Extracted data entries:
● ● ● ● ●
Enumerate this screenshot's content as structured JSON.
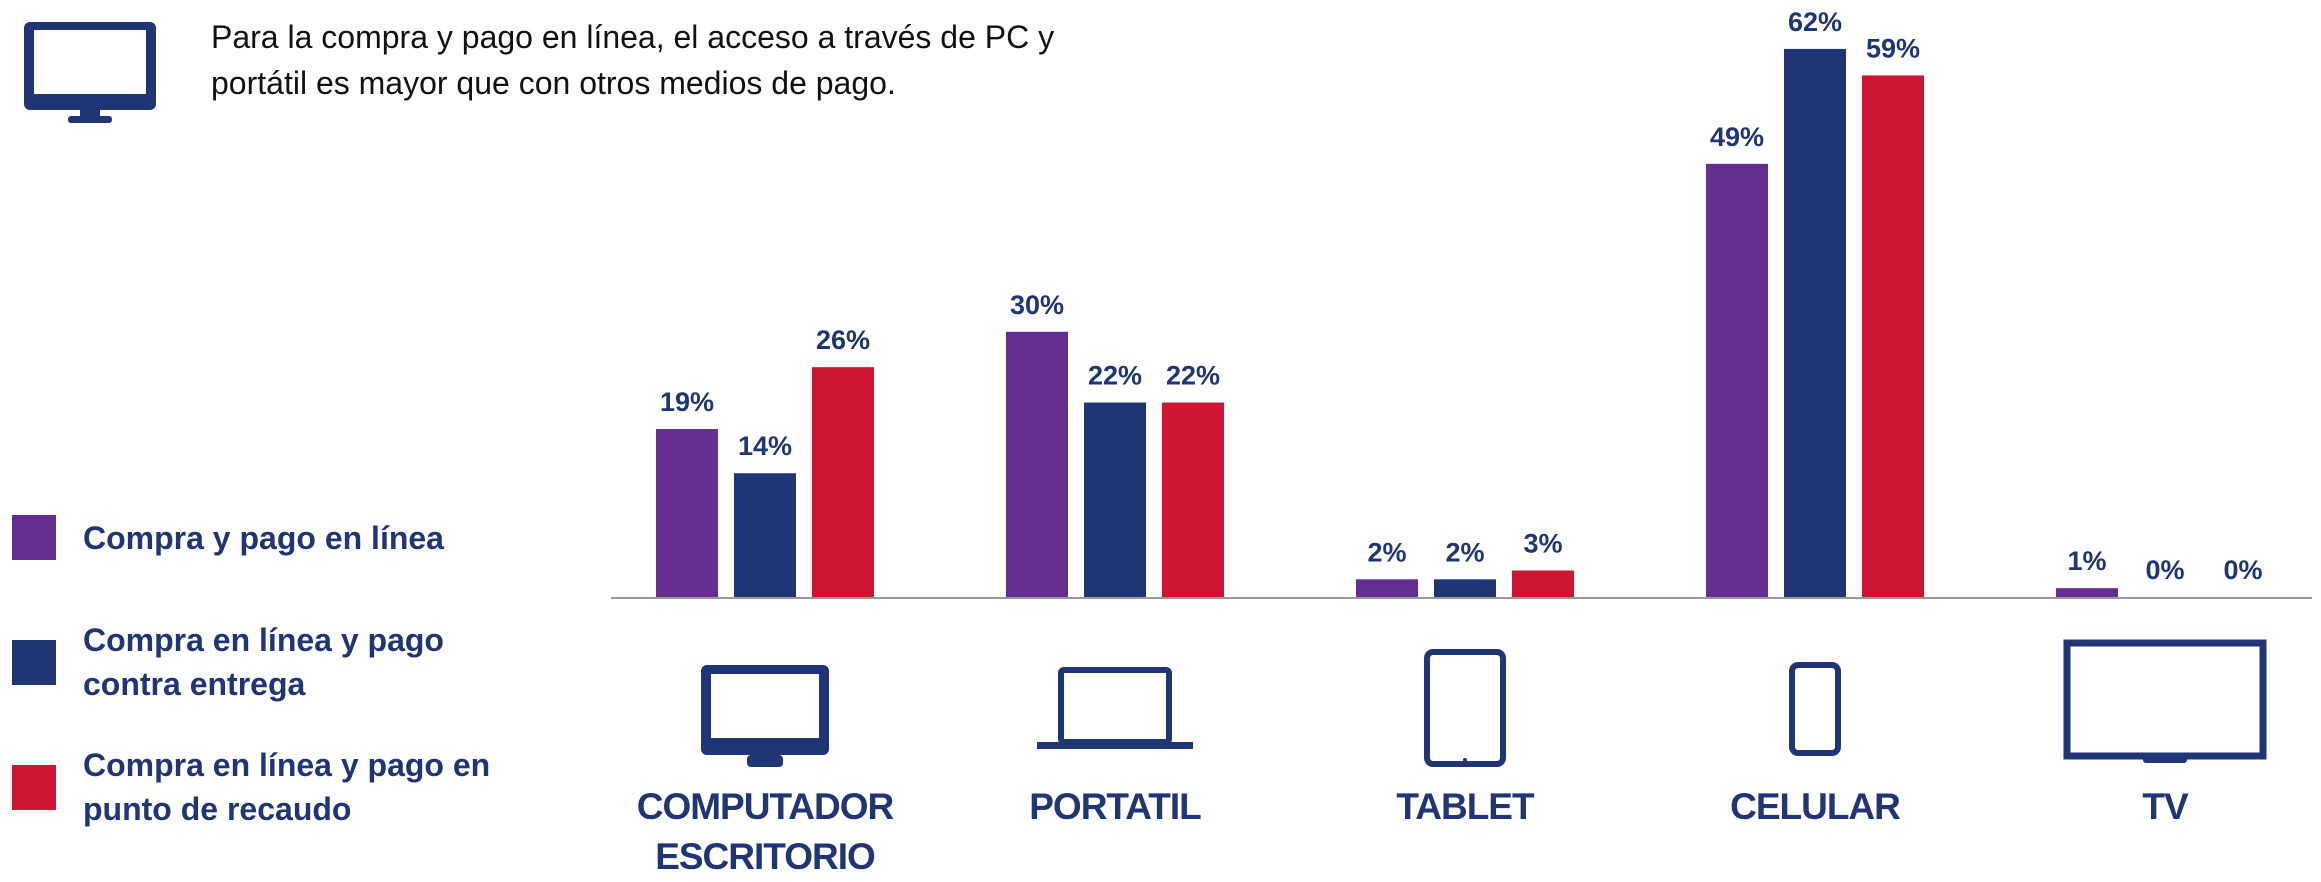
{
  "chart_data": {
    "type": "bar",
    "title": "Para la compra y pago en línea, el acceso a través de PC y portátil es mayor que con otros medios de pago.",
    "categories": [
      "COMPUTADOR ESCRITORIO",
      "PORTATIL",
      "TABLET",
      "CELULAR",
      "TV"
    ],
    "series": [
      {
        "name": "Compra y pago en línea",
        "color": "#662d91",
        "values": [
          19,
          30,
          2,
          49,
          1
        ],
        "value_labels": [
          "19%",
          "30%",
          "2%",
          "49%",
          "1%"
        ]
      },
      {
        "name": "Compra en línea y pago contra entrega",
        "color": "#1f3575",
        "values": [
          14,
          22,
          2,
          62,
          0
        ],
        "value_labels": [
          "14%",
          "22%",
          "2%",
          "62%",
          "0%"
        ]
      },
      {
        "name": "Compra en línea y pago en punto de recaudo",
        "color": "#d01533",
        "values": [
          26,
          22,
          3,
          59,
          0
        ],
        "value_labels": [
          "26%",
          "22%",
          "3%",
          "59%",
          "0%"
        ]
      }
    ]
  }
}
● ● ● ● ●
WHAT IS BEING ASKED:
Reproduce every line above as written, skipping pictures.

EXERCISE RESPONSE:
Enumerate this screenshot's content as structured JSON.
{
  "chart_data": {
    "type": "bar",
    "title": "Para la compra y pago en línea, el acceso a través de PC y portátil es mayor que con otros medios de pago.",
    "categories": [
      "COMPUTADOR ESCRITORIO",
      "PORTATIL",
      "TABLET",
      "CELULAR",
      "TV"
    ],
    "series": [
      {
        "name": "Compra y pago en línea",
        "color": "#662d91",
        "values": [
          19,
          30,
          2,
          49,
          1
        ],
        "value_labels": [
          "19%",
          "30%",
          "2%",
          "49%",
          "1%"
        ]
      },
      {
        "name": "Compra en línea y pago contra entrega",
        "color": "#1f3575",
        "values": [
          14,
          22,
          2,
          62,
          0
        ],
        "value_labels": [
          "14%",
          "22%",
          "2%",
          "62%",
          "0%"
        ]
      },
      {
        "name": "Compra en línea y pago en punto de recaudo",
        "color": "#d01533",
        "values": [
          26,
          22,
          3,
          59,
          0
        ],
        "value_labels": [
          "26%",
          "22%",
          "3%",
          "59%",
          "0%"
        ]
      }
    ]
  }
}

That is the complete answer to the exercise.